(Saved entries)
########################################

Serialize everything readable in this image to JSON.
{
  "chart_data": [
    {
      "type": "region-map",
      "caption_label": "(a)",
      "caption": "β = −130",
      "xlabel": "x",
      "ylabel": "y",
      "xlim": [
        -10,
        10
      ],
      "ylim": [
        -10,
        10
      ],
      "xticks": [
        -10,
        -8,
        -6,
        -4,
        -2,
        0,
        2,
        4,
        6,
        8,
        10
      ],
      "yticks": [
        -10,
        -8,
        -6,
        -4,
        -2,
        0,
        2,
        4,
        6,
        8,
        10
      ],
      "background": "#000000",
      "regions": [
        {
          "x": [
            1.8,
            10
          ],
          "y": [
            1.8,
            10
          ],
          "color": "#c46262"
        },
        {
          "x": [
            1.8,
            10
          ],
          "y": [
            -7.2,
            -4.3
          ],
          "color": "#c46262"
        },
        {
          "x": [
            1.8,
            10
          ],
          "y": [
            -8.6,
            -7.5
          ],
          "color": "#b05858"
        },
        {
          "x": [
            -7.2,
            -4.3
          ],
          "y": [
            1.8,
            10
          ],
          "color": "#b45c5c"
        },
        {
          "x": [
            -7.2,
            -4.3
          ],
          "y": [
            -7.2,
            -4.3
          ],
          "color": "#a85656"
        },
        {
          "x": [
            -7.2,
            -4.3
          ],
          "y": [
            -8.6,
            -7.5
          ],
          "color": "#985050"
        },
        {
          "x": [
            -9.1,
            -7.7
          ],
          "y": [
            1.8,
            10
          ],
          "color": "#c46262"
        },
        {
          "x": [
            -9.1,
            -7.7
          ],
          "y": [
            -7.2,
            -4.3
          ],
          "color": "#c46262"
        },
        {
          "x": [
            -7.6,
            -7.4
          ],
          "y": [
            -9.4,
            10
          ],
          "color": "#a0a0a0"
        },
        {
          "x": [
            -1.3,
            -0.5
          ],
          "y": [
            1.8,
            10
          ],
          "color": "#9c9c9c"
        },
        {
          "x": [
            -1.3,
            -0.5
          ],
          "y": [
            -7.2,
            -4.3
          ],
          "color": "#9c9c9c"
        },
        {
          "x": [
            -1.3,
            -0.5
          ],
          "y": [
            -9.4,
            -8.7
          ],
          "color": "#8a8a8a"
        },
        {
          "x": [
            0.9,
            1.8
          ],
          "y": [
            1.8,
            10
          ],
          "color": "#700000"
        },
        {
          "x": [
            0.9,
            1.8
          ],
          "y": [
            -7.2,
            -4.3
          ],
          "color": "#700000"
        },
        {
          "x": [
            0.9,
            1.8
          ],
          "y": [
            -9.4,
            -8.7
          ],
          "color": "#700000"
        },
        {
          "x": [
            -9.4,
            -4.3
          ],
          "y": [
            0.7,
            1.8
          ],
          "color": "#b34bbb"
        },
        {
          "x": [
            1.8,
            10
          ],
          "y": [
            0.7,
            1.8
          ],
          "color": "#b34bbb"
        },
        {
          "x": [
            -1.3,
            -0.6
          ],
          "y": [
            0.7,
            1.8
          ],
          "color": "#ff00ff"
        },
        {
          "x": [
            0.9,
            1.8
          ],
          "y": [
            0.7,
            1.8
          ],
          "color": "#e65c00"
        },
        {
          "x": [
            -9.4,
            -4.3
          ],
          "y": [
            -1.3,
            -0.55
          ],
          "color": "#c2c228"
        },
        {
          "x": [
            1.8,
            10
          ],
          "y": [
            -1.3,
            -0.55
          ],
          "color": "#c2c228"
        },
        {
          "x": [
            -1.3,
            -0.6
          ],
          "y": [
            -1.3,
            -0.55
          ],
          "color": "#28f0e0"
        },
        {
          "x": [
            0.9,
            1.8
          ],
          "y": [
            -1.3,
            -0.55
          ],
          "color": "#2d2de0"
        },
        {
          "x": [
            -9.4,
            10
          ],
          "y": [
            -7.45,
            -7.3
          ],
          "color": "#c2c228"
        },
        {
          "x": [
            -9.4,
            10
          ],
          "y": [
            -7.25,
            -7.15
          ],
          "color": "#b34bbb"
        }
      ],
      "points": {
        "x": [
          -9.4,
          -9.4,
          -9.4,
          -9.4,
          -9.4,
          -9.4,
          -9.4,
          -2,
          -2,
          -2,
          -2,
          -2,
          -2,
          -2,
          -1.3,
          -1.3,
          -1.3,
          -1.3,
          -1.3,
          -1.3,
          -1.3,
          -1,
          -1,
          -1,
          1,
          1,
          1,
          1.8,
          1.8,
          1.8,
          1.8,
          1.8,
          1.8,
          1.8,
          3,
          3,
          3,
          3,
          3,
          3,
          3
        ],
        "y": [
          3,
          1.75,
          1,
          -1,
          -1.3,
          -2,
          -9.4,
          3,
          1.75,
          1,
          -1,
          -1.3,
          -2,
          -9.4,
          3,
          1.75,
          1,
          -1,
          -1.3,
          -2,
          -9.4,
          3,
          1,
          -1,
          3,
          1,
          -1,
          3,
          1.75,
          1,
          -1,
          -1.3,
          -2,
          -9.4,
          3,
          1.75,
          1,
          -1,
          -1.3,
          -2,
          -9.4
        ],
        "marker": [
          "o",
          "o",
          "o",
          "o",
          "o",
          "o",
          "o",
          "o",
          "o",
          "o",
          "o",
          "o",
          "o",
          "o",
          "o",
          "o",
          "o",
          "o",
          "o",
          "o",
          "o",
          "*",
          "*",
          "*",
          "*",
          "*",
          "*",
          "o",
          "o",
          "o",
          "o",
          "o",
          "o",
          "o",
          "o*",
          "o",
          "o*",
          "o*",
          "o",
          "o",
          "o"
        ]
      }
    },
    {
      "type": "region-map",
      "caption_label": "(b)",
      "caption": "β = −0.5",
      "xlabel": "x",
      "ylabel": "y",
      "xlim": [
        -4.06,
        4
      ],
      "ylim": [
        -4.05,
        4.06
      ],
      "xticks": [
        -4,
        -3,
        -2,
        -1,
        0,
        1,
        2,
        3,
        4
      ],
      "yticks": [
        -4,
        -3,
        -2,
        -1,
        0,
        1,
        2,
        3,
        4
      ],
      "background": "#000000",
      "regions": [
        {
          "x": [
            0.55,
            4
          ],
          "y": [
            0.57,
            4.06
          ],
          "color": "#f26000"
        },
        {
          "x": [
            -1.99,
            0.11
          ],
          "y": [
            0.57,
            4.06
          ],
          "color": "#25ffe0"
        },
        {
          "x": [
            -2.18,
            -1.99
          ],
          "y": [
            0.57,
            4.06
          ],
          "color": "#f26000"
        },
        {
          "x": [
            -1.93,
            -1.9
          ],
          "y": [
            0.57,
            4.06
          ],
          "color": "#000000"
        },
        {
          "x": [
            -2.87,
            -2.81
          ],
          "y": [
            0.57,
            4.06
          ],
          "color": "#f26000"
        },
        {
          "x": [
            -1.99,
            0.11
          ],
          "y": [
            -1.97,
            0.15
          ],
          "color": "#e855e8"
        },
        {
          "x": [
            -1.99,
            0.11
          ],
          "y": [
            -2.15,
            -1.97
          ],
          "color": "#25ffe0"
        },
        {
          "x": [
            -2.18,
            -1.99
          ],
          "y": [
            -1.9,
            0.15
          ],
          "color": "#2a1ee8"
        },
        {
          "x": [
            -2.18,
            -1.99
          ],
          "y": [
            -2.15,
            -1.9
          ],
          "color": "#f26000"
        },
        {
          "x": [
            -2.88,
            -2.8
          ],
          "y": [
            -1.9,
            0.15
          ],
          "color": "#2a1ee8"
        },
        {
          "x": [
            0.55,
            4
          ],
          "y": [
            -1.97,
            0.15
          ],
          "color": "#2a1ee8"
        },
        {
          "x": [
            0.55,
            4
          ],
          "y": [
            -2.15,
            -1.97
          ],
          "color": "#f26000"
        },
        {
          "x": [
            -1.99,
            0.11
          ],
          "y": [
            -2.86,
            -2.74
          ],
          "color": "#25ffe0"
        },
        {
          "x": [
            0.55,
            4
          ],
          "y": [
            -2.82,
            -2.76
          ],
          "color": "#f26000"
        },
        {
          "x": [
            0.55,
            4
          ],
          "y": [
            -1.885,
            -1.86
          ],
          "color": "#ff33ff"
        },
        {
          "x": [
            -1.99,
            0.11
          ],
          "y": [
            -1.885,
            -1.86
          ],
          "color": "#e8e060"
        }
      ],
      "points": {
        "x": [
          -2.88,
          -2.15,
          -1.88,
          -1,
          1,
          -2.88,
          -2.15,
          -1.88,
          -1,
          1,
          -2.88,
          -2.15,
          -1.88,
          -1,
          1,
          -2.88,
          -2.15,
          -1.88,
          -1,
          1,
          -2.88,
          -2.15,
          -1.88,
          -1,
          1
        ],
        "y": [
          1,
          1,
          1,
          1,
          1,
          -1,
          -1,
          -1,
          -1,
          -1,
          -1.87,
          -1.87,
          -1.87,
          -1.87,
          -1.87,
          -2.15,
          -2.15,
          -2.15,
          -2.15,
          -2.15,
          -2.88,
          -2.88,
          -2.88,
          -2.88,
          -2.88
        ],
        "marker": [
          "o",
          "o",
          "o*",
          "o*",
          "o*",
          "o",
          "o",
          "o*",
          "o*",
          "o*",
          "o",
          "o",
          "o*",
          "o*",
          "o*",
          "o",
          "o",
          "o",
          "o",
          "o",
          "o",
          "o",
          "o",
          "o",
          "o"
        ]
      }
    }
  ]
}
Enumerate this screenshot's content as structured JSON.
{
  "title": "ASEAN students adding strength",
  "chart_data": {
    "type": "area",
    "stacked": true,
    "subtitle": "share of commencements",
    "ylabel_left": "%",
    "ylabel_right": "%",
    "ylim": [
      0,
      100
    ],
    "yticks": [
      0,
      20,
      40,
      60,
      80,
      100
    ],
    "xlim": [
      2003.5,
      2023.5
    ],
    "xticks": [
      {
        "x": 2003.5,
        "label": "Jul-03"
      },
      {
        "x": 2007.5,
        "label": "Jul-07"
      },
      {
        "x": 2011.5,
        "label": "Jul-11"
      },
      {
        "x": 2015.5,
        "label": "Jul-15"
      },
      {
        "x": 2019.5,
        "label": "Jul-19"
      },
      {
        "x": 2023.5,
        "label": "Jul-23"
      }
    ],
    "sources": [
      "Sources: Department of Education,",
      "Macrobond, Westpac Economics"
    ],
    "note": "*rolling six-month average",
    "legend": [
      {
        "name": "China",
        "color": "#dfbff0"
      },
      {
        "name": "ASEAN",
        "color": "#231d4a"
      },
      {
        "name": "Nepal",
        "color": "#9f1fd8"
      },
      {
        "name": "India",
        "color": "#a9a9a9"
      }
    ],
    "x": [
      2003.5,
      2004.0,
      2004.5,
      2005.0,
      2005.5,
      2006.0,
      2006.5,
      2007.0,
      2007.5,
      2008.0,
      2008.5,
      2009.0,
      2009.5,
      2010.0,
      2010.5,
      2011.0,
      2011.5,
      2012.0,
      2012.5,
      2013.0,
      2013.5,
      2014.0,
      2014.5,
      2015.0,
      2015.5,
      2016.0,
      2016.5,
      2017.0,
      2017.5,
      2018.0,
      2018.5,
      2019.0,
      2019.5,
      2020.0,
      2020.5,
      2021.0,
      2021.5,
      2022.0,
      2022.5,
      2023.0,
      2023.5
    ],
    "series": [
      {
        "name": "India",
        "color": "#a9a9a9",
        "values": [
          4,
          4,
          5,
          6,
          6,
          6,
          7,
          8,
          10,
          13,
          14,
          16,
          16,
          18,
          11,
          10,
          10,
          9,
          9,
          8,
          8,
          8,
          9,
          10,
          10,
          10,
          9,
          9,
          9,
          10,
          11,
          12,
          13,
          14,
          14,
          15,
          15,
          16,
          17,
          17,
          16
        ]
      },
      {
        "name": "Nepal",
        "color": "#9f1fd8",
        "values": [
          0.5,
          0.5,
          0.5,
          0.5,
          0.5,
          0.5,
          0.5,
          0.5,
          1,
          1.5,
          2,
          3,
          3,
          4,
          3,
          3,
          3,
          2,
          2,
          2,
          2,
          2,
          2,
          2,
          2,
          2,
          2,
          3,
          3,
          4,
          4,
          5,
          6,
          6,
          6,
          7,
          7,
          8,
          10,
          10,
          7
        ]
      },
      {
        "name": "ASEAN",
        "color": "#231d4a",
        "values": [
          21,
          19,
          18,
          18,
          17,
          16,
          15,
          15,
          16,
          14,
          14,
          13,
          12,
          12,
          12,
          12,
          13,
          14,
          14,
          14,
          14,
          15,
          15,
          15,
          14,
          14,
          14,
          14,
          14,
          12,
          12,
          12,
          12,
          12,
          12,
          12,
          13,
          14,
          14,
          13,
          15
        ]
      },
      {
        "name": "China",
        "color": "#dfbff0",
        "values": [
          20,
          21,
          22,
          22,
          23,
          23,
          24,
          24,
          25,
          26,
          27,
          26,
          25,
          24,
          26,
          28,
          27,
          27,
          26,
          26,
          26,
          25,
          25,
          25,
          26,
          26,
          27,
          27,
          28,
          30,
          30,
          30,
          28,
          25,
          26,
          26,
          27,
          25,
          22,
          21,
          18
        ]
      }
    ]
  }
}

########################################

Required work: Report how many lines of the preceding records include "this". Output the number only.

Output: 2